▸ **Exercise brief**
Show every line in the records below that contains the word "milliers".
+---+
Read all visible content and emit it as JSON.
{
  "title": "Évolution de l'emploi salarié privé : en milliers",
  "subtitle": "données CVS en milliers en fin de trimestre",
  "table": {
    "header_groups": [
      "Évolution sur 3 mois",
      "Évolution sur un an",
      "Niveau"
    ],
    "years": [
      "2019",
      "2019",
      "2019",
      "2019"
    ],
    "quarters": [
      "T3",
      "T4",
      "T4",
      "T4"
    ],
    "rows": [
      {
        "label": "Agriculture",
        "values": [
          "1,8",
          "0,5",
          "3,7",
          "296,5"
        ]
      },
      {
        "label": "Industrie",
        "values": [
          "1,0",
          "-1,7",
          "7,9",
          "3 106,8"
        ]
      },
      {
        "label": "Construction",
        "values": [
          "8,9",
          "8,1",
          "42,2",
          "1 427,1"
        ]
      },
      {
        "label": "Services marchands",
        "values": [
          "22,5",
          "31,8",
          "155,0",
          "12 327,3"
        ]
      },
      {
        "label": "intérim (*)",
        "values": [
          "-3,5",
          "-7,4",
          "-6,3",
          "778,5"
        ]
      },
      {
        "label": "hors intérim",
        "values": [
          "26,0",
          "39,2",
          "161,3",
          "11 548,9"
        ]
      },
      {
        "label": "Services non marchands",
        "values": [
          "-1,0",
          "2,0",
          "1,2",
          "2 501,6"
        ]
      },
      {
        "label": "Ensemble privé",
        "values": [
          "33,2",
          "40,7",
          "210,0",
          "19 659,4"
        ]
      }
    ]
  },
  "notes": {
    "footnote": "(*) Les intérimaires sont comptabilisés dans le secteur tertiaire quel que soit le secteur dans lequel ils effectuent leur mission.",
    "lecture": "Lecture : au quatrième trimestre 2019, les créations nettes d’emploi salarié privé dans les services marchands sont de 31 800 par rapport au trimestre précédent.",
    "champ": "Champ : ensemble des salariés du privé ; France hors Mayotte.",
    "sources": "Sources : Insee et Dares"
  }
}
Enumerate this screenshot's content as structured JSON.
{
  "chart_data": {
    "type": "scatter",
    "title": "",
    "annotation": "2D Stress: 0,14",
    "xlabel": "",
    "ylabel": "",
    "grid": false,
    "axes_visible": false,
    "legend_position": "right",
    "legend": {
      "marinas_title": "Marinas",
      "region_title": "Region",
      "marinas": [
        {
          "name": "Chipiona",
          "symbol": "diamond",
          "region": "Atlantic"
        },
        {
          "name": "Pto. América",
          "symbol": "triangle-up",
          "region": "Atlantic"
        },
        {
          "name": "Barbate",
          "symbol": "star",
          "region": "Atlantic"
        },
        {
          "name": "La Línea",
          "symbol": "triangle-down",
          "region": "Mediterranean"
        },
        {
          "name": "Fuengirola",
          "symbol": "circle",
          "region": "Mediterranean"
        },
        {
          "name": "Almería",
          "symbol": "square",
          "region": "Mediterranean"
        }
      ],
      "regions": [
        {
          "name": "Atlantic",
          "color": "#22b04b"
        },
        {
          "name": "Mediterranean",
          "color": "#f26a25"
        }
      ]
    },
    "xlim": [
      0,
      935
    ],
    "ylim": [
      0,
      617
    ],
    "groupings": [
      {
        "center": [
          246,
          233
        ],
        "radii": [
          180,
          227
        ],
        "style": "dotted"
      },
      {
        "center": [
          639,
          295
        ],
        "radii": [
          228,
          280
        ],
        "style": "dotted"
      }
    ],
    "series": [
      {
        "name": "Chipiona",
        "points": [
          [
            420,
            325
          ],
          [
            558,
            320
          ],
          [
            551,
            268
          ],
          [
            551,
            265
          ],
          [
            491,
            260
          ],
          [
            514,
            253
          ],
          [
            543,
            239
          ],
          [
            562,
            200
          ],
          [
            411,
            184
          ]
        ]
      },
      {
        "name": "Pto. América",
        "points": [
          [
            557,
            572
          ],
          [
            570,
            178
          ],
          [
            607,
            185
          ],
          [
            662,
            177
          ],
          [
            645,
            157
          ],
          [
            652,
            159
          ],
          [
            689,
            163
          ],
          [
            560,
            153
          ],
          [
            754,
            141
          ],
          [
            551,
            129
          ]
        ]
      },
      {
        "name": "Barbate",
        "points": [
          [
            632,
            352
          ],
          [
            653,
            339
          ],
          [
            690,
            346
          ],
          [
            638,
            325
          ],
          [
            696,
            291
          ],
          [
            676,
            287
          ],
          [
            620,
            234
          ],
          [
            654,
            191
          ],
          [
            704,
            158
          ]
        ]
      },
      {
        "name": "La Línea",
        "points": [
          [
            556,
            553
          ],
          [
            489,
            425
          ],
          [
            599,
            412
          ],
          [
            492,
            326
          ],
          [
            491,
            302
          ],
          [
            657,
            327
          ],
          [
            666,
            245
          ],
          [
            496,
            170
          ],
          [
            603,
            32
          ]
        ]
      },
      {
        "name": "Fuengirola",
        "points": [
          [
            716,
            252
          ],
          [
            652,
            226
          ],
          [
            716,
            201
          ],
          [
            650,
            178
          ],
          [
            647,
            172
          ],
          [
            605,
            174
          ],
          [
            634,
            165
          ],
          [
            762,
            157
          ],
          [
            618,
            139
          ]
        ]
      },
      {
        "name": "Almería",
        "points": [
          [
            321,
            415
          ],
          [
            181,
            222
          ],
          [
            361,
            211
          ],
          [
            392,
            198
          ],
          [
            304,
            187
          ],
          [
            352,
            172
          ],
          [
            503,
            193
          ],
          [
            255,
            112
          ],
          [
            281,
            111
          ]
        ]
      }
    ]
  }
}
+---+
▸ **Problem solution**
  "title": "Évolution de l'emploi salarié privé : en milliers",
  "subtitle": "données CVS en milliers en fin de trimestre",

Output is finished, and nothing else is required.